What you have to do. Substitute "data-point" for "ratio-point" throughout these items, leaving every other part unchanged. Omit the pictures from your answer.

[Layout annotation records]
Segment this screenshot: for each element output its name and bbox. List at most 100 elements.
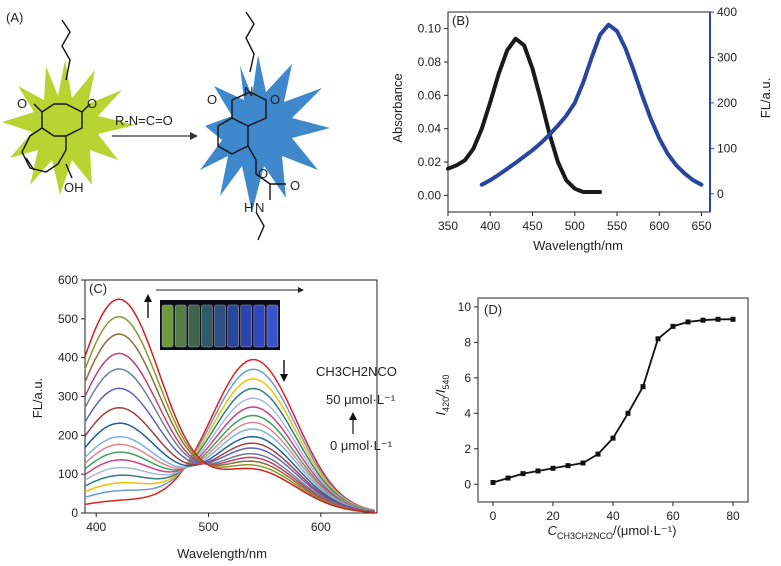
- emission-curve: [84, 298, 375, 513]
- fluorescence-curve: [479, 22, 704, 187]
- panel-c-y-ticks: 0 100 200 300 400 500 600: [58, 273, 85, 520]
- panel-d-series: [490, 316, 736, 485]
- panel-c-x-label: Wavelength/nm: [177, 546, 267, 561]
- right-burst-shape: [200, 55, 330, 212]
- panel-b-y-tick-label-right: 200: [717, 96, 737, 110]
- ratio-point: [625, 410, 631, 416]
- panel-b: (B) 350 400 450 500 550 600 650 0.000.020.040.…: [390, 5, 773, 253]
- vial: [188, 304, 200, 348]
- vial-photo: [156, 287, 304, 350]
- ratio-point: [595, 451, 601, 457]
- ratio-point: [670, 323, 676, 329]
- panel-d-x-label-main: C: [548, 523, 558, 538]
- panel-d-x-label-unit: /(μmol·L⁻¹): [613, 523, 676, 538]
- ratio-point: [580, 460, 586, 466]
- panel-d-y-sub1: 420: [441, 397, 451, 412]
- ratio-point: [550, 465, 556, 471]
- panel-c-series: [84, 298, 375, 513]
- panel-d-x-ticks: 0 20 40 60 80: [490, 502, 740, 523]
- panel-c-y-tick-label: 300: [58, 390, 78, 404]
- vial: [227, 304, 239, 348]
- ratio-point: [565, 463, 571, 469]
- panel-c-y-tick-label: 100: [58, 467, 78, 481]
- panel-d-y-ticks: 0 2 4 6 8 10: [458, 300, 478, 491]
- panel-b-x-label: Wavelength/nm: [533, 238, 623, 253]
- panel-c-y-tick-label: 500: [58, 312, 78, 326]
- ratio-fit-line: [492, 318, 733, 484]
- vial: [266, 304, 279, 348]
- panel-c-x-ticks: 400 500 600: [86, 513, 331, 534]
- panel-d-y-tick-label: 4: [464, 406, 471, 420]
- panel-d-y-tick-label: 10: [458, 300, 472, 314]
- ratio-point: [610, 435, 616, 441]
- conc-arrow: [349, 412, 357, 434]
- emission-curve: [84, 421, 375, 513]
- panel-c-label: (C): [89, 281, 107, 296]
- ratio-point: [640, 384, 646, 390]
- vial: [201, 304, 213, 348]
- panel-b-x-tick-label: 500: [565, 219, 585, 233]
- panel-b-y-tick-label-left: 0.06: [418, 88, 442, 102]
- ratio-point: [520, 471, 526, 477]
- panel-a-label: (A): [6, 10, 23, 25]
- vial: [174, 304, 187, 348]
- up-arrow-left: [144, 294, 152, 318]
- panel-d-x-tick-label: 80: [726, 509, 740, 523]
- vial-arrow-head: [298, 287, 304, 293]
- panel-d-label: (D): [484, 302, 502, 317]
- panel-b-label: (B): [452, 13, 469, 28]
- emission-curve: [84, 358, 375, 512]
- absorbance-curve: [446, 36, 603, 194]
- right-ester-o: O: [258, 166, 268, 181]
- emission-curve: [84, 368, 375, 513]
- panel-b-x-tick-label: 550: [607, 219, 627, 233]
- panel-b-x-tick-label: 450: [523, 219, 543, 233]
- ratio-point: [655, 336, 661, 342]
- panel-b-x-tick-label: 600: [649, 219, 669, 233]
- emission-curve: [84, 406, 375, 512]
- emission-curve: [84, 315, 375, 513]
- panel-d-x-tick-label: 60: [666, 509, 680, 523]
- emission-curve: [84, 397, 375, 512]
- ratio-point: [715, 316, 721, 322]
- panel-b-y-tick-label-right: 300: [717, 50, 737, 64]
- panel-b-y-tick-label-right: 100: [717, 141, 737, 155]
- panel-c-y-label: FL/a.u.: [30, 378, 45, 418]
- panel-b-y-tick-label-left: 0.08: [418, 55, 442, 69]
- panel-d-y-sub2: 540: [441, 375, 451, 390]
- vial: [214, 304, 226, 348]
- panel-b-x-tick-label: 650: [692, 219, 712, 233]
- panel-c-x-tick-label: 500: [199, 520, 219, 534]
- emission-curve: [84, 352, 375, 513]
- emission-curve: [84, 333, 375, 513]
- ratio-point: [505, 475, 511, 481]
- right-amine-n: N: [255, 200, 264, 215]
- panel-d-y-tick-label: 6: [464, 371, 471, 385]
- panel-d-y-label: I420/I540: [433, 375, 451, 416]
- panel-c-y-tick-label: 200: [58, 428, 78, 442]
- panel-c-low-conc: 0 μmol·L⁻¹: [330, 438, 393, 453]
- panel-d: (D) 0 20 40 60 80 0 2 4 6 8 10 CCH3CH2NCO/(μmol·L…: [433, 297, 749, 541]
- panel-b-y-tick-label-left: 0.00: [418, 188, 442, 202]
- emission-curve: [84, 406, 375, 513]
- emission-curve: [84, 378, 375, 512]
- panel-c: (C) 400 500 600 0 100 200 300 400 500 600 CH3CH2…: [30, 273, 397, 561]
- left-oxo-right: O: [87, 96, 97, 111]
- panel-b-y-ticks-right: 0 100 200 300 400: [709, 5, 737, 212]
- panel-d-x-tick-label: 20: [546, 509, 560, 523]
- reagent-label: R-N=C=O: [115, 113, 173, 128]
- ratio-point: [730, 316, 736, 322]
- vial: [161, 304, 174, 348]
- right-imide-o: O: [207, 92, 217, 107]
- vial-row: [161, 304, 279, 348]
- panel-c-x-tick-label: 600: [311, 520, 331, 534]
- left-molecule-skeleton: [21, 19, 91, 179]
- panel-c-high-conc: 50 μmol·L⁻¹: [326, 392, 396, 407]
- emission-curve: [84, 422, 375, 513]
- ratio-point: [535, 468, 541, 474]
- emission-curve: [84, 387, 375, 513]
- panel-c-x-tick-label: 400: [86, 520, 106, 534]
- right-carbonyl-o: O: [290, 178, 300, 193]
- right-amine-h: H: [244, 200, 253, 215]
- panel-d-y-i2: /I: [433, 389, 448, 398]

Response to the task.
Segment this screenshot: for each element output its name and bbox. List at most 100 elements.
- emission-curve: [84, 298, 375, 513]
- fluorescence-curve: [479, 22, 704, 187]
- panel-c-y-ticks: 0 100 200 300 400 500 600: [58, 273, 85, 520]
- panel-d-series: [490, 316, 736, 485]
- panel-c-x-label: Wavelength/nm: [177, 546, 267, 561]
- right-burst-shape: [200, 55, 330, 212]
- panel-b-y-tick-label-right: 200: [717, 96, 737, 110]
- data-point: [625, 410, 631, 416]
- panel-b: (B) 350 400 450 500 550 600 650 0.000.020.040.…: [390, 5, 773, 253]
- vial: [188, 304, 200, 348]
- vial-photo: [156, 287, 304, 350]
- data-point: [595, 451, 601, 457]
- data-point: [670, 323, 676, 329]
- panel-d-x-label-main: C: [548, 523, 558, 538]
- panel-d-x-label-unit: /(μmol·L⁻¹): [613, 523, 676, 538]
- data-point: [580, 460, 586, 466]
- panel-d-y-sub1: 420: [441, 397, 451, 412]
- data-point: [550, 465, 556, 471]
- panel-c-series: [84, 298, 375, 513]
- panel-d-x-ticks: 0 20 40 60 80: [490, 502, 740, 523]
- panel-c-y-tick-label: 300: [58, 390, 78, 404]
- vial: [227, 304, 239, 348]
- data-point: [565, 463, 571, 469]
- panel-c-y-tick-label: 100: [58, 467, 78, 481]
- panel-d-y-ticks: 0 2 4 6 8 10: [458, 300, 478, 491]
- panel-b-x-label: Wavelength/nm: [533, 238, 623, 253]
- panel-c-y-tick-label: 500: [58, 312, 78, 326]
- ratio-fit-line: [492, 318, 733, 484]
- vial: [266, 304, 279, 348]
- panel-c-x-ticks: 400 500 600: [86, 513, 331, 534]
- panel-d-y-tick-label: 4: [464, 406, 471, 420]
- panel-d-y-tick-label: 10: [458, 300, 472, 314]
- data-point: [610, 435, 616, 441]
- conc-arrow: [349, 412, 357, 434]
- emission-curve: [84, 421, 375, 513]
- panel-c-label: (C): [89, 281, 107, 296]
- data-point: [640, 384, 646, 390]
- vial: [201, 304, 213, 348]
- panel-b-x-tick-label: 500: [565, 219, 585, 233]
- panel-b-y-tick-label-left: 0.06: [418, 88, 442, 102]
- data-point: [520, 471, 526, 477]
- panel-a-label: (A): [6, 10, 23, 25]
- vial: [174, 304, 187, 348]
- up-arrow-left: [144, 294, 152, 318]
- panel-d-x-tick-label: 80: [726, 509, 740, 523]
- vial-arrow-head: [298, 287, 304, 293]
- panel-d-label: (D): [484, 302, 502, 317]
- panel-b-label: (B): [452, 13, 469, 28]
- emission-curve: [84, 358, 375, 512]
- absorbance-curve: [446, 36, 603, 194]
- right-ester-o: O: [258, 166, 268, 181]
- emission-curve: [84, 368, 375, 513]
- panel-b-x-tick-label: 550: [607, 219, 627, 233]
- panel-b-x-tick-label: 450: [523, 219, 543, 233]
- data-point: [655, 336, 661, 342]
- panel-b-x-tick-label: 600: [649, 219, 669, 233]
- emission-curve: [84, 406, 375, 512]
- emission-curve: [84, 315, 375, 513]
- panel-d-x-tick-label: 60: [666, 509, 680, 523]
- emission-curve: [84, 397, 375, 512]
- data-point: [715, 316, 721, 322]
- panel-b-y-tick-label-right: 300: [717, 50, 737, 64]
- panel-b-y-tick-label-right: 100: [717, 141, 737, 155]
- panel-c-y-label: FL/a.u.: [30, 378, 45, 418]
- panel-b-y-tick-label-left: 0.08: [418, 55, 442, 69]
- panel-d-y-sub2: 540: [441, 375, 451, 390]
- vial: [214, 304, 226, 348]
- panel-b-x-tick-label: 650: [692, 219, 712, 233]
- panel-c-x-tick-label: 500: [199, 520, 219, 534]
- emission-curve: [84, 352, 375, 513]
- emission-curve: [84, 333, 375, 513]
- data-point: [505, 475, 511, 481]
- right-amine-n: N: [255, 200, 264, 215]
- panel-d-y-tick-label: 6: [464, 371, 471, 385]
- panel-d-y-label: I420/I540: [433, 375, 451, 416]
- panel-c-y-tick-label: 200: [58, 428, 78, 442]
- panel-c-low-conc: 0 μmol·L⁻¹: [330, 438, 393, 453]
- panel-d: (D) 0 20 40 60 80 0 2 4 6 8 10 CCH3CH2NCO/(μmol·L…: [433, 297, 749, 541]
- panel-b-y-tick-label-left: 0.00: [418, 188, 442, 202]
- emission-curve: [84, 406, 375, 513]
- emission-curve: [84, 378, 375, 512]
- panel-c: (C) 400 500 600 0 100 200 300 400 500 600 CH3CH2…: [30, 273, 397, 561]
- left-oxo-right: O: [87, 96, 97, 111]
- panel-b-y-ticks-right: 0 100 200 300 400: [709, 5, 737, 212]
- panel-d-x-tick-label: 20: [546, 509, 560, 523]
- reagent-label: R-N=C=O: [115, 113, 173, 128]
- data-point: [730, 316, 736, 322]
- vial: [161, 304, 174, 348]
- right-imide-o: O: [207, 92, 217, 107]
- vial-row: [161, 304, 279, 348]
- panel-c-x-tick-label: 600: [311, 520, 331, 534]
- left-molecule-skeleton: [21, 19, 91, 179]
- panel-c-high-conc: 50 μmol·L⁻¹: [326, 392, 396, 407]
- emission-curve: [84, 422, 375, 513]
- data-point: [535, 468, 541, 474]
- emission-curve: [84, 387, 375, 513]
- panel-c-x-tick-label: 400: [86, 520, 106, 534]
- right-carbonyl-o: O: [290, 178, 300, 193]
- right-amine-h: H: [244, 200, 253, 215]
- panel-d-y-i2: /I: [433, 389, 448, 398]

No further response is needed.